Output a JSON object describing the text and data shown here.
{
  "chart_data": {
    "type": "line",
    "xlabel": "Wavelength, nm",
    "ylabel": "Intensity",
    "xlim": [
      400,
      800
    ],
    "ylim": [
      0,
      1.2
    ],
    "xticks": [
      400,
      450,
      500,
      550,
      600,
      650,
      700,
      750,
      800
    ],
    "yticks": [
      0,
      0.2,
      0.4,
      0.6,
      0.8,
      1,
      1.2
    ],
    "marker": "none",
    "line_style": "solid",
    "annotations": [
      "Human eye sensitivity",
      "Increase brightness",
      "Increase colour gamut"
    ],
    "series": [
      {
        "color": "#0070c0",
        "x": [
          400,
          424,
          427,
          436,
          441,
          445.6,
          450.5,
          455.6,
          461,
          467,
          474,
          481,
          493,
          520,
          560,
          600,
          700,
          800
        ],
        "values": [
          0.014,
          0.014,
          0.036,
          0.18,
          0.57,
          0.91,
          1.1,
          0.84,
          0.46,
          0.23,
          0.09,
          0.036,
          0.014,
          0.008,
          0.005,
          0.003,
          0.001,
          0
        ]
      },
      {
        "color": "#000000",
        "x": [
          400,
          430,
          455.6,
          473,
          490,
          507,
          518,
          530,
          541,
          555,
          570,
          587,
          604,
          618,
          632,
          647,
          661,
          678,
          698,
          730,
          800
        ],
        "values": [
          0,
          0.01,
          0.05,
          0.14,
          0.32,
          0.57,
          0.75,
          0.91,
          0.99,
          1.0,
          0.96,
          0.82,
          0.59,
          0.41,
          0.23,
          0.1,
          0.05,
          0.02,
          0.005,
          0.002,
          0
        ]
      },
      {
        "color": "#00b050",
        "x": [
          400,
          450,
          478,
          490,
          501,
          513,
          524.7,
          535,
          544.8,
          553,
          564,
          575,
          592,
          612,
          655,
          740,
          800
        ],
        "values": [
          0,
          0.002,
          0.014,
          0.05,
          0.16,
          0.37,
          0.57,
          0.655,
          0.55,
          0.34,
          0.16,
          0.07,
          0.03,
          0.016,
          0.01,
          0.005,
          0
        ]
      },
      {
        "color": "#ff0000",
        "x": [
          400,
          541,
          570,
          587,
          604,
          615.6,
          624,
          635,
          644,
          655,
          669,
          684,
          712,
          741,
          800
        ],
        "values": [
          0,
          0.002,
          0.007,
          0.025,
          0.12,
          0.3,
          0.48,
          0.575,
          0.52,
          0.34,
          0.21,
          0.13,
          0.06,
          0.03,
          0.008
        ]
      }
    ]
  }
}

- _The request_
Only lines with "Increase" are wanted here; list each of them.

- _Final result_
      "Increase brightness",
      "Increase colour gamut"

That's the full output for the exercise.